--- Start of DATA SHOWN ---
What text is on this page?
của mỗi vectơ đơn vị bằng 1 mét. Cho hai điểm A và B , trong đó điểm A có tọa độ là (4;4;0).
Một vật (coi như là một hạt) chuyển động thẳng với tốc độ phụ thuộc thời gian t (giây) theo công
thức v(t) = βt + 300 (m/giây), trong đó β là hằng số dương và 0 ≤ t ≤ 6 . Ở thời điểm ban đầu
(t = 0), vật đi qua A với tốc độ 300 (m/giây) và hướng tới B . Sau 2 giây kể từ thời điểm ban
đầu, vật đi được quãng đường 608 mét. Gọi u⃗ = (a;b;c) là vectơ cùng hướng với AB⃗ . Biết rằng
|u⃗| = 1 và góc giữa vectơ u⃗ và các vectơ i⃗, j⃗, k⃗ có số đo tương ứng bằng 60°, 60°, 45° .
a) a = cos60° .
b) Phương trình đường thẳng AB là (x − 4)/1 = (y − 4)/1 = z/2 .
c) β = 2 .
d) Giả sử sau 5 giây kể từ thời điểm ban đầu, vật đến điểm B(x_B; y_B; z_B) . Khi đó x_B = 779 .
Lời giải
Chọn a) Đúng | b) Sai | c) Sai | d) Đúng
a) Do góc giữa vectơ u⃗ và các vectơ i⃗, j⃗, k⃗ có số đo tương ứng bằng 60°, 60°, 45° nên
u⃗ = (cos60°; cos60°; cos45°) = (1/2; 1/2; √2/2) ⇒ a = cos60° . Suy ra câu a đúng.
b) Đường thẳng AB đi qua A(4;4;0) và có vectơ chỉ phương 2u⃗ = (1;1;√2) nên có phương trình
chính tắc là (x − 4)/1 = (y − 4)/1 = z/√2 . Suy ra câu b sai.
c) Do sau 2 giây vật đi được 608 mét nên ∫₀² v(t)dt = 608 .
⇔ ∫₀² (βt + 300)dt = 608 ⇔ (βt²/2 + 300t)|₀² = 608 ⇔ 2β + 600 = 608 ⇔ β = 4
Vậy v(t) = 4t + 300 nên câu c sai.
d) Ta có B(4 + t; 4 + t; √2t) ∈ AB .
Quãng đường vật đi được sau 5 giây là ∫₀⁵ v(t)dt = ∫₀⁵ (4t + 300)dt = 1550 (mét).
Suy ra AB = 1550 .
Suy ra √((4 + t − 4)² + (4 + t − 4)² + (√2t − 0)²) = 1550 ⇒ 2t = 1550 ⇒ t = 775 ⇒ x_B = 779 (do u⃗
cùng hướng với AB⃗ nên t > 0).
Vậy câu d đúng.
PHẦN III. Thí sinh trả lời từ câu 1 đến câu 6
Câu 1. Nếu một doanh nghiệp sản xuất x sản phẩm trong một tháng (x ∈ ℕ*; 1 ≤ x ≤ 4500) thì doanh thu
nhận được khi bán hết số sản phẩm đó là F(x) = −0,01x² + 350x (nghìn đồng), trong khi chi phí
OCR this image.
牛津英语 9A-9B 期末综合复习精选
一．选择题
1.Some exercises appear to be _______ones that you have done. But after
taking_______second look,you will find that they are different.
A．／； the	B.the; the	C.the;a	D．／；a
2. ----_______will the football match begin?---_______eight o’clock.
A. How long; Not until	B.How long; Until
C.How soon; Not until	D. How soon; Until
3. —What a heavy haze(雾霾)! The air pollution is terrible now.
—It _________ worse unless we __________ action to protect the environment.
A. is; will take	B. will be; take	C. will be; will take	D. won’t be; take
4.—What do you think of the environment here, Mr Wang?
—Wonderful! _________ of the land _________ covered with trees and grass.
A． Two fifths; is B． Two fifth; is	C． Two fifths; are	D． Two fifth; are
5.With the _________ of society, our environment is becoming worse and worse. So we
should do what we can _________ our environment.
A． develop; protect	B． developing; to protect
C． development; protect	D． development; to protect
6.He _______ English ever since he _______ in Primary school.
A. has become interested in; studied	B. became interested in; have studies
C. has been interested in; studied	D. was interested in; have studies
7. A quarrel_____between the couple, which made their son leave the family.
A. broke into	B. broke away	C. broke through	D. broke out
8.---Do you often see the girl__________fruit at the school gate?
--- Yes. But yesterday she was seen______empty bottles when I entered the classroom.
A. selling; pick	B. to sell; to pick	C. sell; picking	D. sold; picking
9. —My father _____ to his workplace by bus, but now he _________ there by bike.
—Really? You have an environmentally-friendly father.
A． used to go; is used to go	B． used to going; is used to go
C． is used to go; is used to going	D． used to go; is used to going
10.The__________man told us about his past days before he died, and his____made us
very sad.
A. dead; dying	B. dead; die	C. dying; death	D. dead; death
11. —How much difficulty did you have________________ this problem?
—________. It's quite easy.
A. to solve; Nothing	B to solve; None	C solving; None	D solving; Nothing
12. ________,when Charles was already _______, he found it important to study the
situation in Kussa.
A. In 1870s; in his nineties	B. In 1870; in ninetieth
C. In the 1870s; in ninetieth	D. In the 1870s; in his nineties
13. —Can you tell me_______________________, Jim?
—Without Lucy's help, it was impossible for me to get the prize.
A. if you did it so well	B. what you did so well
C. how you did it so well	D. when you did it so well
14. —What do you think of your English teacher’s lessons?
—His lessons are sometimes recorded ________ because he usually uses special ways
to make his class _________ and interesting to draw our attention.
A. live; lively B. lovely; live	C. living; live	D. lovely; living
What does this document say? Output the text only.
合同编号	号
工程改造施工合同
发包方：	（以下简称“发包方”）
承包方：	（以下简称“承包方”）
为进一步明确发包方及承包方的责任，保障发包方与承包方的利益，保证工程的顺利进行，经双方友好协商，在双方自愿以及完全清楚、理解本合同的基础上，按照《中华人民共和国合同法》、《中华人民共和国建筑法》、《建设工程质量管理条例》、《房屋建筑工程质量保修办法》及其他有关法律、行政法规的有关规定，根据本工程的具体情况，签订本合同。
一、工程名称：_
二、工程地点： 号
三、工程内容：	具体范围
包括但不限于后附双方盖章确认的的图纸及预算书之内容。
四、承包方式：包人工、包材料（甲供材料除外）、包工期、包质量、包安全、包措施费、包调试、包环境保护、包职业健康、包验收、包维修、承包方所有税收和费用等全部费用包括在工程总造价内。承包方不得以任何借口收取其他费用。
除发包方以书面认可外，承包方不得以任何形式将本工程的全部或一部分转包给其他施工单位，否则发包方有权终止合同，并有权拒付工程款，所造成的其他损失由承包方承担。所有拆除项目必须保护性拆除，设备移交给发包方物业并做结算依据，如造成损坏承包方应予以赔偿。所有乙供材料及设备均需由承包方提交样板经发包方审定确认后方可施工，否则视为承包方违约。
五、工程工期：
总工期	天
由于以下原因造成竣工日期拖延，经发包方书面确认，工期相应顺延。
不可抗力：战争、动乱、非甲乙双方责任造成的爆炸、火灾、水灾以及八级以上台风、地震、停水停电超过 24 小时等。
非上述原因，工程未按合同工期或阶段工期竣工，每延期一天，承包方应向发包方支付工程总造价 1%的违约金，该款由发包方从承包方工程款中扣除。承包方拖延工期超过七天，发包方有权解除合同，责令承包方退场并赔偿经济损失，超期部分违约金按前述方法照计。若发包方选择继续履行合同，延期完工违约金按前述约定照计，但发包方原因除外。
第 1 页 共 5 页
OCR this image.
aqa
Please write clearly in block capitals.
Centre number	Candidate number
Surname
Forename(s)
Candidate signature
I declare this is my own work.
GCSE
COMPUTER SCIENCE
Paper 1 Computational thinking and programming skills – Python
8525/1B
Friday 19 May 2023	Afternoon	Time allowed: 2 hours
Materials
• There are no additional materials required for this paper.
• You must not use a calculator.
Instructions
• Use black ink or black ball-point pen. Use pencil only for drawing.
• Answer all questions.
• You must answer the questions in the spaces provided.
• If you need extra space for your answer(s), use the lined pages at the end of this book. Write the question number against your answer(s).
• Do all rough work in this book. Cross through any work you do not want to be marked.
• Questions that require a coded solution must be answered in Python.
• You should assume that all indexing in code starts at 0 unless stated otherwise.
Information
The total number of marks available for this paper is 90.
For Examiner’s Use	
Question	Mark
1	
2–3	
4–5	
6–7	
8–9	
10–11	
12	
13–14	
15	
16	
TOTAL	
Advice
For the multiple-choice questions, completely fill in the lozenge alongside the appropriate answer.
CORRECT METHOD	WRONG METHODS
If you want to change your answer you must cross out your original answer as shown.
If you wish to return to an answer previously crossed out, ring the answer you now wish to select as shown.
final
--- End of DATA SHOWN ---
Report how many lines contain "only". Give nothing but the number.

2